* _To do_
Make an exact copy of the listing below.

Data records:
* START *

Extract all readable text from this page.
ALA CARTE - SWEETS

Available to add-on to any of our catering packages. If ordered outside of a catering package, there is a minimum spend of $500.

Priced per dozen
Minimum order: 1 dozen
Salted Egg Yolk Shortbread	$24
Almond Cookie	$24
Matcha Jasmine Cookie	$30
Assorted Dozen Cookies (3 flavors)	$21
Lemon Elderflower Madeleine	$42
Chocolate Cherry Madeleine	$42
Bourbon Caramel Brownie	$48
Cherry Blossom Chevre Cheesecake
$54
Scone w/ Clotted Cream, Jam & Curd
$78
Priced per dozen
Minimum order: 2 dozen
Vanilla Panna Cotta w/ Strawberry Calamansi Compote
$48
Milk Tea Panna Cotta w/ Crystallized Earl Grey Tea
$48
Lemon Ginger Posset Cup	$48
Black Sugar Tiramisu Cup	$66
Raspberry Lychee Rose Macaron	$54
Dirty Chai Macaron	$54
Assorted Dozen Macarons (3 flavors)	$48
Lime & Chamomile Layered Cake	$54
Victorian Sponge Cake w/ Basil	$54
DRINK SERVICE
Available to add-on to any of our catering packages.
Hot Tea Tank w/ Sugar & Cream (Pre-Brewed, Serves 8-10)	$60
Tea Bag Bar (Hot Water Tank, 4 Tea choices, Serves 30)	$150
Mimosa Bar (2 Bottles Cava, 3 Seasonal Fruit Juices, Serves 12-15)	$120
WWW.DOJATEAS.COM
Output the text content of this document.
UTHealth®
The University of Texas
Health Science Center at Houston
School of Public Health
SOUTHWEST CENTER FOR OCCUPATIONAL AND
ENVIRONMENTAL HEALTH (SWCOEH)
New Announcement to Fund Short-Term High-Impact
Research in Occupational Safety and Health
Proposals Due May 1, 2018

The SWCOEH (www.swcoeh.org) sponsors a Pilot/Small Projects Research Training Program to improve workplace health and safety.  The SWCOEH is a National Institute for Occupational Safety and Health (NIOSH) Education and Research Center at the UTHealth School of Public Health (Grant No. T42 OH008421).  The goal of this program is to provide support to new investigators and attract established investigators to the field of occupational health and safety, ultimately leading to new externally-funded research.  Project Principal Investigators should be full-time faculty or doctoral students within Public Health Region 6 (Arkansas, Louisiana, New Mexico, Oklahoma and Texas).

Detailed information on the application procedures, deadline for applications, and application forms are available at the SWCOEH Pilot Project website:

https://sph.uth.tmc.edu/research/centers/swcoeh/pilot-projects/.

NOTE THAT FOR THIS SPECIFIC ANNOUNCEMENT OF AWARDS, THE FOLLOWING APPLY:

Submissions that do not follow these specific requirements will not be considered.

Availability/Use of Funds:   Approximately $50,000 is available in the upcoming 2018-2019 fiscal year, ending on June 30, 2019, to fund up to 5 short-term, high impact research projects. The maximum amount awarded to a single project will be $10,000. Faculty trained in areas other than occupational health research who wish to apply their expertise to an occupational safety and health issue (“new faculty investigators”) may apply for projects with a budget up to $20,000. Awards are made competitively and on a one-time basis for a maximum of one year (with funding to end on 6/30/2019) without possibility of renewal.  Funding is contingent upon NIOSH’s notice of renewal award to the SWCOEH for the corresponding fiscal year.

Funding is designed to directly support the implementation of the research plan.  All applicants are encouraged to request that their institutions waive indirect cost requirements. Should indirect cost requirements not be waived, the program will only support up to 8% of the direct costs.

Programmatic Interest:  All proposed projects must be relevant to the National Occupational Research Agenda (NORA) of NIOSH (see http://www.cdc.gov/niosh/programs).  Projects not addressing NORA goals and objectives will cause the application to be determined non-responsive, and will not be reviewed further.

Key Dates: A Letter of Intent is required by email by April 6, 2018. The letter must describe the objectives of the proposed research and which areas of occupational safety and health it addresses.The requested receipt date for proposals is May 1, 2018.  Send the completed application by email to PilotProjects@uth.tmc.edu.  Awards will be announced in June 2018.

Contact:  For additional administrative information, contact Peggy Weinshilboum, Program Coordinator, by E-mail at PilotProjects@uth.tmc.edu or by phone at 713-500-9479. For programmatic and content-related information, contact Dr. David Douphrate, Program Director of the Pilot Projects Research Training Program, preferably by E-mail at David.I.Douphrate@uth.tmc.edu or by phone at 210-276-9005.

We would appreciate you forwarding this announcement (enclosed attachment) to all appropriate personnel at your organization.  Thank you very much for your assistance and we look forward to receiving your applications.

* END *

* _Complete response_
Extract all readable text from this page.
ALA CARTE - SWEETS

Available to add-on to any of our catering packages. If ordered outside of a catering package, there is a minimum spend of $500.

Priced per dozen
Minimum order: 1 dozen
Salted Egg Yolk Shortbread	$24
Almond Cookie	$24
Matcha Jasmine Cookie	$30
Assorted Dozen Cookies (3 flavors)	$21
Lemon Elderflower Madeleine	$42
Chocolate Cherry Madeleine	$42
Bourbon Caramel Brownie	$48
Cherry Blossom Chevre Cheesecake
$54
Scone w/ Clotted Cream, Jam & Curd
$78
Priced per dozen
Minimum order: 2 dozen
Vanilla Panna Cotta w/ Strawberry Calamansi Compote
$48
Milk Tea Panna Cotta w/ Crystallized Earl Grey Tea
$48
Lemon Ginger Posset Cup	$48
Black Sugar Tiramisu Cup	$66
Raspberry Lychee Rose Macaron	$54
Dirty Chai Macaron	$54
Assorted Dozen Macarons (3 flavors)	$48
Lime & Chamomile Layered Cake	$54
Victorian Sponge Cake w/ Basil	$54
DRINK SERVICE
Available to add-on to any of our catering packages.
Hot Tea Tank w/ Sugar & Cream (Pre-Brewed, Serves 8-10)	$60
Tea Bag Bar (Hot Water Tank, 4 Tea choices, Serves 30)	$150
Mimosa Bar (2 Bottles Cava, 3 Seasonal Fruit Juices, Serves 12-15)	$120
WWW.DOJATEAS.COM
Output the text content of this document.
UTHealth®
The University of Texas
Health Science Center at Houston
School of Public Health
SOUTHWEST CENTER FOR OCCUPATIONAL AND
ENVIRONMENTAL HEALTH (SWCOEH)
New Announcement to Fund Short-Term High-Impact
Research in Occupational Safety and Health
Proposals Due May 1, 2018

The SWCOEH (www.swcoeh.org) sponsors a Pilot/Small Projects Research Training Program to improve workplace health and safety.  The SWCOEH is a National Institute for Occupational Safety and Health (NIOSH) Education and Research Center at the UTHealth School of Public Health (Grant No. T42 OH008421).  The goal of this program is to provide support to new investigators and attract established investigators to the field of occupational health and safety, ultimately leading to new externally-funded research.  Project Principal Investigators should be full-time faculty or doctoral students within Public Health Region 6 (Arkansas, Louisiana, New Mexico, Oklahoma and Texas).

Detailed information on the application procedures, deadline for applications, and application forms are available at the SWCOEH Pilot Project website:

https://sph.uth.tmc.edu/research/centers/swcoeh/pilot-projects/.

NOTE THAT FOR THIS SPECIFIC ANNOUNCEMENT OF AWARDS, THE FOLLOWING APPLY:

Submissions that do not follow these specific requirements will not be considered.

Availability/Use of Funds:   Approximately $50,000 is available in the upcoming 2018-2019 fiscal year, ending on June 30, 2019, to fund up to 5 short-term, high impact research projects. The maximum amount awarded to a single project will be $10,000. Faculty trained in areas other than occupational health research who wish to apply their expertise to an occupational safety and health issue (“new faculty investigators”) may apply for projects with a budget up to $20,000. Awards are made competitively and on a one-time basis for a maximum of one year (with funding to end on 6/30/2019) without possibility of renewal.  Funding is contingent upon NIOSH’s notice of renewal award to the SWCOEH for the corresponding fiscal year.

Funding is designed to directly support the implementation of the research plan.  All applicants are encouraged to request that their institutions waive indirect cost requirements. Should indirect cost requirements not be waived, the program will only support up to 8% of the direct costs.

Programmatic Interest:  All proposed projects must be relevant to the National Occupational Research Agenda (NORA) of NIOSH (see http://www.cdc.gov/niosh/programs).  Projects not addressing NORA goals and objectives will cause the application to be determined non-responsive, and will not be reviewed further.

Key Dates: A Letter of Intent is required by email by April 6, 2018. The letter must describe the objectives of the proposed research and which areas of occupational safety and health it addresses.The requested receipt date for proposals is May 1, 2018.  Send the completed application by email to PilotProjects@uth.tmc.edu.  Awards will be announced in June 2018.

Contact:  For additional administrative information, contact Peggy Weinshilboum, Program Coordinator, by E-mail at PilotProjects@uth.tmc.edu or by phone at 713-500-9479. For programmatic and content-related information, contact Dr. David Douphrate, Program Director of the Pilot Projects Research Training Program, preferably by E-mail at David.I.Douphrate@uth.tmc.edu or by phone at 210-276-9005.

We would appreciate you forwarding this announcement (enclosed attachment) to all appropriate personnel at your organization.  Thank you very much for your assistance and we look forward to receiving your applications.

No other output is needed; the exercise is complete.